Dataset items
----------------------------------------

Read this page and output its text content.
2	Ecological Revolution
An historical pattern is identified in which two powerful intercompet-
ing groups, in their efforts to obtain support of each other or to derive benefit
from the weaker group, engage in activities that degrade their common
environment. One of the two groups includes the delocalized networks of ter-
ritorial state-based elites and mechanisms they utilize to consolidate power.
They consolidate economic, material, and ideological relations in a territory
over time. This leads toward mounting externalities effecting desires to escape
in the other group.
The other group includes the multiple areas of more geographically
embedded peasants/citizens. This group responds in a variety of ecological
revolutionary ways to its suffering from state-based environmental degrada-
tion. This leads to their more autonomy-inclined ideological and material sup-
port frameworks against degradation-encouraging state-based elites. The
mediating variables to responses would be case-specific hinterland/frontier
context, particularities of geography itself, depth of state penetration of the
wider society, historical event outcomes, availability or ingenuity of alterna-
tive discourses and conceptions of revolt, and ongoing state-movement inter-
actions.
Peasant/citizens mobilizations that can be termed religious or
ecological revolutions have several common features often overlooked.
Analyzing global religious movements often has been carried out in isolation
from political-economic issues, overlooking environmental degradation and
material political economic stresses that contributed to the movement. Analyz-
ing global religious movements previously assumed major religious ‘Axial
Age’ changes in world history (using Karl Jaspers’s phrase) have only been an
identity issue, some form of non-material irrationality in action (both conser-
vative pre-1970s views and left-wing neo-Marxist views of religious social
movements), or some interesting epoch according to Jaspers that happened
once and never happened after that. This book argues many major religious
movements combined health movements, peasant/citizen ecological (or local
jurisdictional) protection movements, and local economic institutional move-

----------------------------------------

→ **Description of the task**
Produce an exact copy of the whole listing.

→ **Result below**
Read this page and output its text content.
2	Ecological Revolution
An historical pattern is identified in which two powerful intercompet-
ing groups, in their efforts to obtain support of each other or to derive benefit
from the weaker group, engage in activities that degrade their common
environment. One of the two groups includes the delocalized networks of ter-
ritorial state-based elites and mechanisms they utilize to consolidate power.
They consolidate economic, material, and ideological relations in a territory
over time. This leads toward mounting externalities effecting desires to escape
in the other group.
The other group includes the multiple areas of more geographically
embedded peasants/citizens. This group responds in a variety of ecological
revolutionary ways to its suffering from state-based environmental degrada-
tion. This leads to their more autonomy-inclined ideological and material sup-
port frameworks against degradation-encouraging state-based elites. The
mediating variables to responses would be case-specific hinterland/frontier
context, particularities of geography itself, depth of state penetration of the
wider society, historical event outcomes, availability or ingenuity of alterna-
tive discourses and conceptions of revolt, and ongoing state-movement inter-
actions.
Peasant/citizens mobilizations that can be termed religious or
ecological revolutions have several common features often overlooked.
Analyzing global religious movements often has been carried out in isolation
from political-economic issues, overlooking environmental degradation and
material political economic stresses that contributed to the movement. Analyz-
ing global religious movements previously assumed major religious ‘Axial
Age’ changes in world history (using Karl Jaspers’s phrase) have only been an
identity issue, some form of non-material irrationality in action (both conser-
vative pre-1970s views and left-wing neo-Marxist views of religious social
movements), or some interesting epoch according to Jaspers that happened
once and never happened after that. This book argues many major religious
movements combined health movements, peasant/citizen ecological (or local
jurisdictional) protection movements, and local economic institutional move-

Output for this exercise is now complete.